Entries from a dataset
** start **

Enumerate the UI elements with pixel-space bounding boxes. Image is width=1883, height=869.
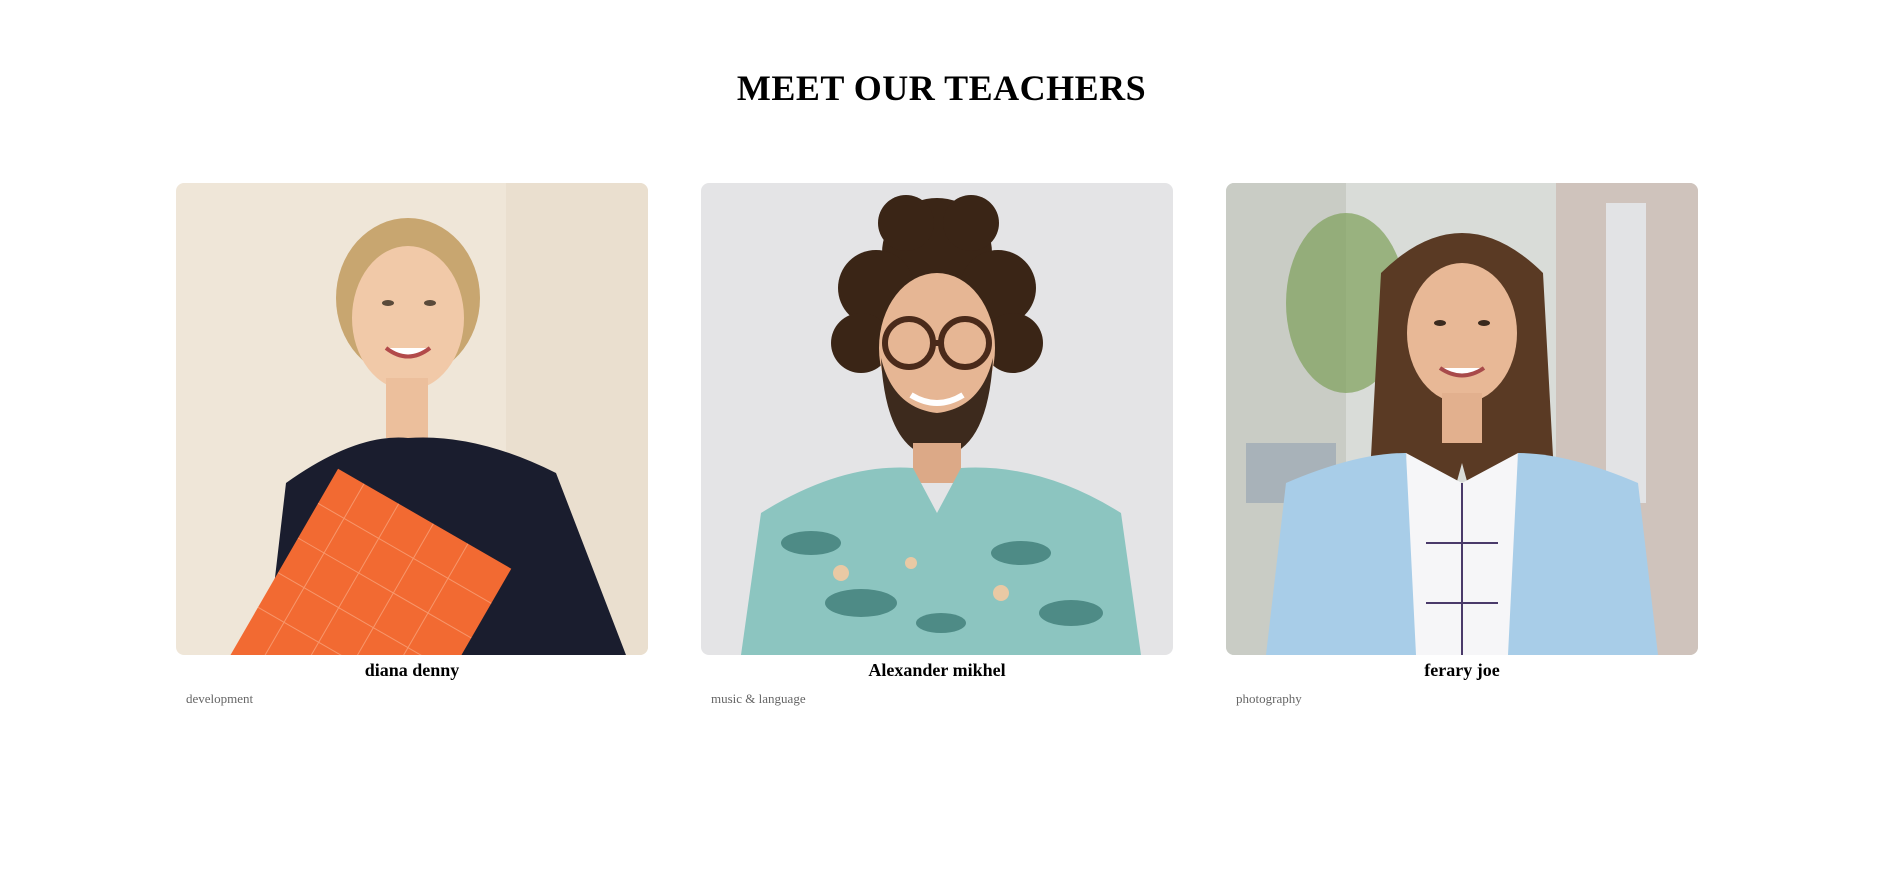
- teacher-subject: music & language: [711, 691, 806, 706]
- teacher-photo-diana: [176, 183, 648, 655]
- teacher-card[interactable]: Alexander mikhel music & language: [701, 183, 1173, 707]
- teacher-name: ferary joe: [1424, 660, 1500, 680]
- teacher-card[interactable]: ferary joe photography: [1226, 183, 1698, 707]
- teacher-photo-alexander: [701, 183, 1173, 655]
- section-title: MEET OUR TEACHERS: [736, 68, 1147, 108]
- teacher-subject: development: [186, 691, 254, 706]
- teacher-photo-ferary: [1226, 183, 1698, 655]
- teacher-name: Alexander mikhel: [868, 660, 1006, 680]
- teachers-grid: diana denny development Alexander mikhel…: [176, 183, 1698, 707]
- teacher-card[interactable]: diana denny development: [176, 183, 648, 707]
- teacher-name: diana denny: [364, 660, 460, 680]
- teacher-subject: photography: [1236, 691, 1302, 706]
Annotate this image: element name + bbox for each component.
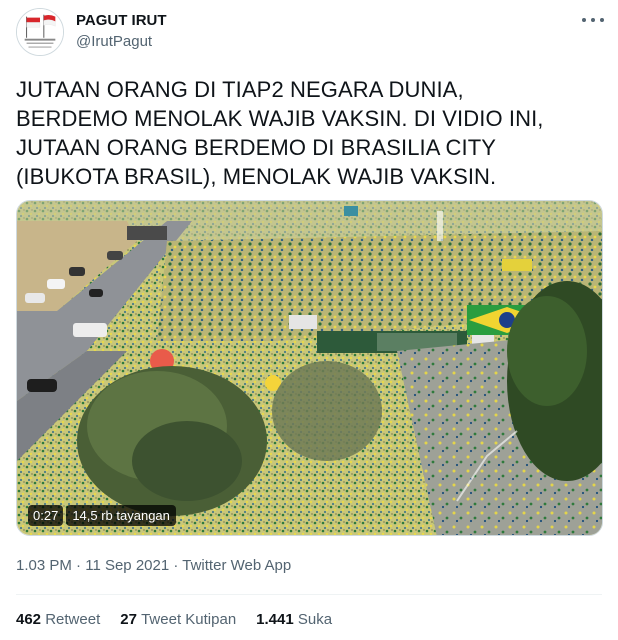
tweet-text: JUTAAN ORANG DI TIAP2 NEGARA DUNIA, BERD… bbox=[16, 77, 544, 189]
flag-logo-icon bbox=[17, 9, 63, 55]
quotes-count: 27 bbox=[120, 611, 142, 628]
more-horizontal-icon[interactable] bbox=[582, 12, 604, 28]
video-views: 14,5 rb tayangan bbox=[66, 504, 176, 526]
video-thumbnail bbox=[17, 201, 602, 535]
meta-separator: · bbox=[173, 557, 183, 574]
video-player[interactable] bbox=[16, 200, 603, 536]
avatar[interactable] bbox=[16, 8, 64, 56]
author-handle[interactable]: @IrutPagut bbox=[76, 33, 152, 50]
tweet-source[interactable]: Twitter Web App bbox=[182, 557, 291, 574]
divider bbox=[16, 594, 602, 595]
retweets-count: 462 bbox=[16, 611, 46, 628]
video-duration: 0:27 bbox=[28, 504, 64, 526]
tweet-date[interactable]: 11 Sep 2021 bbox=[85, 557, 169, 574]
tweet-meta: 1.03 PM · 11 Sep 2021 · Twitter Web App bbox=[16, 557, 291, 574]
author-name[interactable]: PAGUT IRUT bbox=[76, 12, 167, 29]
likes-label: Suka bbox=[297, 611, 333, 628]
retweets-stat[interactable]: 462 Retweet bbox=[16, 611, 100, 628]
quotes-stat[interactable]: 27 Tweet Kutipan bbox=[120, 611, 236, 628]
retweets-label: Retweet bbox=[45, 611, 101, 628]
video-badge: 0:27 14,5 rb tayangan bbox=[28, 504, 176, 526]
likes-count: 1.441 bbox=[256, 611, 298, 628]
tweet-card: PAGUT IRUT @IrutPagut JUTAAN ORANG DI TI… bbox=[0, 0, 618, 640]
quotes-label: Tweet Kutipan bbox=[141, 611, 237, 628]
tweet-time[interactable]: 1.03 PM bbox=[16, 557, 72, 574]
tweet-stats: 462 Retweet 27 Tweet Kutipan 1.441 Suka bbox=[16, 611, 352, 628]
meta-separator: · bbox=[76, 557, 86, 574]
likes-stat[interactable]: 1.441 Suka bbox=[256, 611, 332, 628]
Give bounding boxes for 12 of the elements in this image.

** end **
** start **

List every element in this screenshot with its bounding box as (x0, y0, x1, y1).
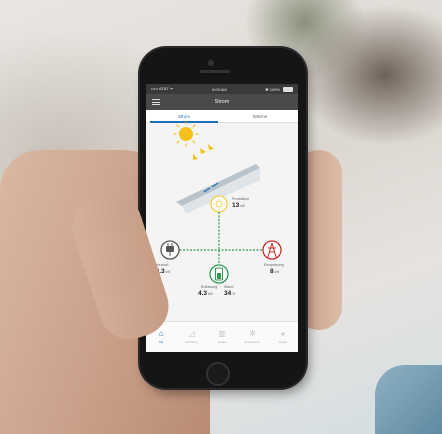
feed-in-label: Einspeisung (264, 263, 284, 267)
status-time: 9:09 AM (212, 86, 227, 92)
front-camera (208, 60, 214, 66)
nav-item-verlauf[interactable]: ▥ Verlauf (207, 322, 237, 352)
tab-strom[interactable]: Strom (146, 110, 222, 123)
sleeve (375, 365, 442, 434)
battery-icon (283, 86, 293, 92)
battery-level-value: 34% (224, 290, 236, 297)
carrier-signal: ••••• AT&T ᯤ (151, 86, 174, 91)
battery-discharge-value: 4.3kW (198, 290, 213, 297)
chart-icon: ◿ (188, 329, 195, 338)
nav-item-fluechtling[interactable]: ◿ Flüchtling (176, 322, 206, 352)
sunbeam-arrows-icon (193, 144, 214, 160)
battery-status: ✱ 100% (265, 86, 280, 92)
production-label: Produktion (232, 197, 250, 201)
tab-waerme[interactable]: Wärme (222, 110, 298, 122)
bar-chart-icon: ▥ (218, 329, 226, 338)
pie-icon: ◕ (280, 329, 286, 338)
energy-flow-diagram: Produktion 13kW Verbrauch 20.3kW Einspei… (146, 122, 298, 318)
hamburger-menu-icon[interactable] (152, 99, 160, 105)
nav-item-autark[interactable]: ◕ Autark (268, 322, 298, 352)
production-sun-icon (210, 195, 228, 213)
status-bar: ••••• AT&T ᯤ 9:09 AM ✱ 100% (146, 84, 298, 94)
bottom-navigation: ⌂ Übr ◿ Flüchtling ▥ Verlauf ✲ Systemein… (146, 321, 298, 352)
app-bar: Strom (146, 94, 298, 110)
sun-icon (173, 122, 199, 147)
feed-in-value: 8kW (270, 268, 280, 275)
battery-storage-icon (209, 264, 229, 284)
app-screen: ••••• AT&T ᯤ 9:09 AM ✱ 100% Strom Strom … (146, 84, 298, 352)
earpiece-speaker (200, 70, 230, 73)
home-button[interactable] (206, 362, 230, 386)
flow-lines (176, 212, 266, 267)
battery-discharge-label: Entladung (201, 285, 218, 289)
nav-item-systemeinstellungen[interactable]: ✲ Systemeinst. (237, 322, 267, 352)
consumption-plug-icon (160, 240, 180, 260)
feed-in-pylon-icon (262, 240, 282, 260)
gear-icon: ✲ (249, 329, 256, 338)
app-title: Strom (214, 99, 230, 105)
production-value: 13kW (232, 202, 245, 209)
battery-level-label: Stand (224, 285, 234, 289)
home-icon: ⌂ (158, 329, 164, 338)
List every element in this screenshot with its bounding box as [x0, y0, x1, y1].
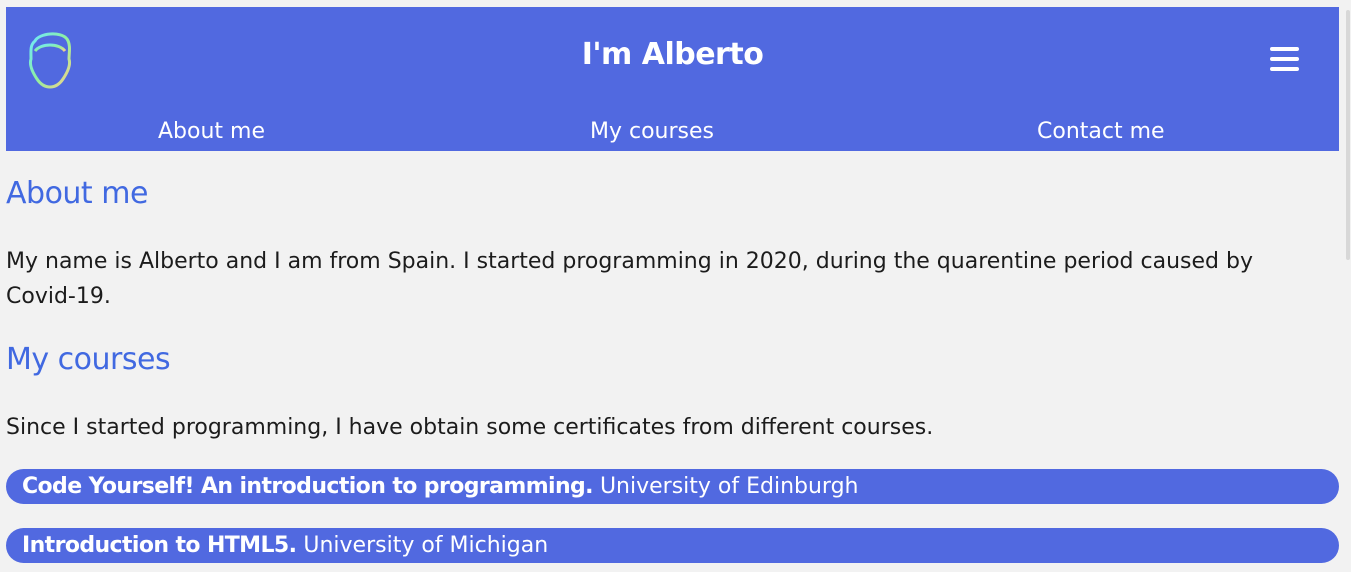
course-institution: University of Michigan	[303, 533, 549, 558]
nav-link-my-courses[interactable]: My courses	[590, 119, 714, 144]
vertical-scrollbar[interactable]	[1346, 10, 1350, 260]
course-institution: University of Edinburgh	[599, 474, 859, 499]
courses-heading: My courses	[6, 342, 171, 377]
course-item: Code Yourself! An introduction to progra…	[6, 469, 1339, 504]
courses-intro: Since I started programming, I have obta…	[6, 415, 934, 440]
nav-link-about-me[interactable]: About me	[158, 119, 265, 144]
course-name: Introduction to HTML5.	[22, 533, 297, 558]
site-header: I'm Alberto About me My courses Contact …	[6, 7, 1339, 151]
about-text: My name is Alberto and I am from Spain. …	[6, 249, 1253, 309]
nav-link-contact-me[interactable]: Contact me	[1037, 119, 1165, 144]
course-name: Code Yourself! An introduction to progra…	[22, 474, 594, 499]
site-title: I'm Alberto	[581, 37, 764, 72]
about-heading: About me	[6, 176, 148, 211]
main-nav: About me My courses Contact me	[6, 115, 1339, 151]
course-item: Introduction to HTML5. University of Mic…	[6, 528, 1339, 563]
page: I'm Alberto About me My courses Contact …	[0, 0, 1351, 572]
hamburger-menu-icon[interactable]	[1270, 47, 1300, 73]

** end **
** start **

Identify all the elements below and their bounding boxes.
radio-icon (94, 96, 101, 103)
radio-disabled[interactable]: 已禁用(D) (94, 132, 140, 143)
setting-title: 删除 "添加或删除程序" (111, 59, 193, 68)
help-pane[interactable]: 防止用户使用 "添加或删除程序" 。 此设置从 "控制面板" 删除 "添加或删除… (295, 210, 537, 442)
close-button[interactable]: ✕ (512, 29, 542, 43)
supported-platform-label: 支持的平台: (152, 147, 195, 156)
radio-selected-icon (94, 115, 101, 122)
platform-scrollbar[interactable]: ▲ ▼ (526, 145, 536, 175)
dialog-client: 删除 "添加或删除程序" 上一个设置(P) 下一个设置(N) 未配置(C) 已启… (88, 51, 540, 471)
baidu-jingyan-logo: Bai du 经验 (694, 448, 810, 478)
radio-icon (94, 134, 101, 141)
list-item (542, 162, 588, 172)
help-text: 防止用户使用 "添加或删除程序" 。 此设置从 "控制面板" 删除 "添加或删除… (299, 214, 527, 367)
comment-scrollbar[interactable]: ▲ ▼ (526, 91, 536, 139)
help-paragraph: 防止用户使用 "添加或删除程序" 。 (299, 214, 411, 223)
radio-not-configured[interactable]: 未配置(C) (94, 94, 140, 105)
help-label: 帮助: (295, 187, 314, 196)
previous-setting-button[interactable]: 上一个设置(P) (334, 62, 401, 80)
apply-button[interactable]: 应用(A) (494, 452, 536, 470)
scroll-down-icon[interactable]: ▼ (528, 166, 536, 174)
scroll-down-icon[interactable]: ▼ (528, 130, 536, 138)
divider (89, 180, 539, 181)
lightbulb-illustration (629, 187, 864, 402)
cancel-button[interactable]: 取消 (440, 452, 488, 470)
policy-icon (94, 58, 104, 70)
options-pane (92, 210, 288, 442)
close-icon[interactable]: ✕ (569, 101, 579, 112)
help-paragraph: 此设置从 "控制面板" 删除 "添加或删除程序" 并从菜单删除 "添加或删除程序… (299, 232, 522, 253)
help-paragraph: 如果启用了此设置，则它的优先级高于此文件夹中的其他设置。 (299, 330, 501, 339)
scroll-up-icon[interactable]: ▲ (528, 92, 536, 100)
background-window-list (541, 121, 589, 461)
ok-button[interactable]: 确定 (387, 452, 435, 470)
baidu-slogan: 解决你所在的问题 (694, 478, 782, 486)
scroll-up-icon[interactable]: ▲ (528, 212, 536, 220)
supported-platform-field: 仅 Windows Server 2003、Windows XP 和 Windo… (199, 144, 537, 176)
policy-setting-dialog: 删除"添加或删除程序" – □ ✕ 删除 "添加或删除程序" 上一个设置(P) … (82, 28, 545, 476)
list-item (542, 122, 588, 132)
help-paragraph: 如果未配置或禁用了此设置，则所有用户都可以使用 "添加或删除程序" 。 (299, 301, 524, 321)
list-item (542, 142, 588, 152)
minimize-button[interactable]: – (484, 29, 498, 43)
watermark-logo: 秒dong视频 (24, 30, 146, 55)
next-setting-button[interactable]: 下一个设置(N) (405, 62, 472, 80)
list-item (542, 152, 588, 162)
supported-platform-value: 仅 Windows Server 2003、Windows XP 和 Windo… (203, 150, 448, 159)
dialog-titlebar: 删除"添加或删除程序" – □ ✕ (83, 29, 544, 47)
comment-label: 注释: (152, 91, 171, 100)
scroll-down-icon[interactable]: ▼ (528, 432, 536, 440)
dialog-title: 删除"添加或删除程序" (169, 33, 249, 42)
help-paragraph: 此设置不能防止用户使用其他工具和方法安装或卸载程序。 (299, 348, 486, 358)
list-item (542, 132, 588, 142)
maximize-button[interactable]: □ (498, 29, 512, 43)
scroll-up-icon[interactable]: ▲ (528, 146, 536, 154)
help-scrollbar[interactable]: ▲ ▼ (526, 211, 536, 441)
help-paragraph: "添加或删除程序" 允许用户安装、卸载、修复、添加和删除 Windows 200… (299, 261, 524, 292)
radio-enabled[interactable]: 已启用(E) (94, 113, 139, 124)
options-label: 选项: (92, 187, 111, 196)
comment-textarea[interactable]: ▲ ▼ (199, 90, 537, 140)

** end **

◆ What is expected ◆
Render the data lines between the line containing "feed-in-label: Einspeisung (264, 263, 284, 267)" and the line containing "nav-item-fluechtling[interactable]: ◿ Flüchtling", inclusive, as a JSON list of strings, one string per line, omitting any blank lines.

◆ Solved exercise ◆
[
  "feed-in-label: Einspeisung (264, 263, 284, 267)",
  "status-time: 9:09 AM (212, 86, 227, 92)",
  "front-camera (208, 60, 214, 66)",
  "nav-item-verlauf[interactable]: ▥ Verlauf (207, 322, 237, 352)",
  "tab-strom[interactable]: Strom (146, 110, 222, 123)",
  "sleeve (375, 365, 442, 434)",
  "battery-icon (283, 86, 293, 92)",
  "battery-level-value: 34% (224, 290, 236, 297)",
  "carrier-signal: ••••• AT&T ᯤ (151, 86, 174, 91)",
  "battery-discharge-value: 4.3kW (198, 290, 213, 297)",
  "chart-icon: ◿ (188, 329, 195, 338)",
  "nav-item-fluechtling[interactable]: ◿ Flüchtling (176, 322, 206, 352)"
]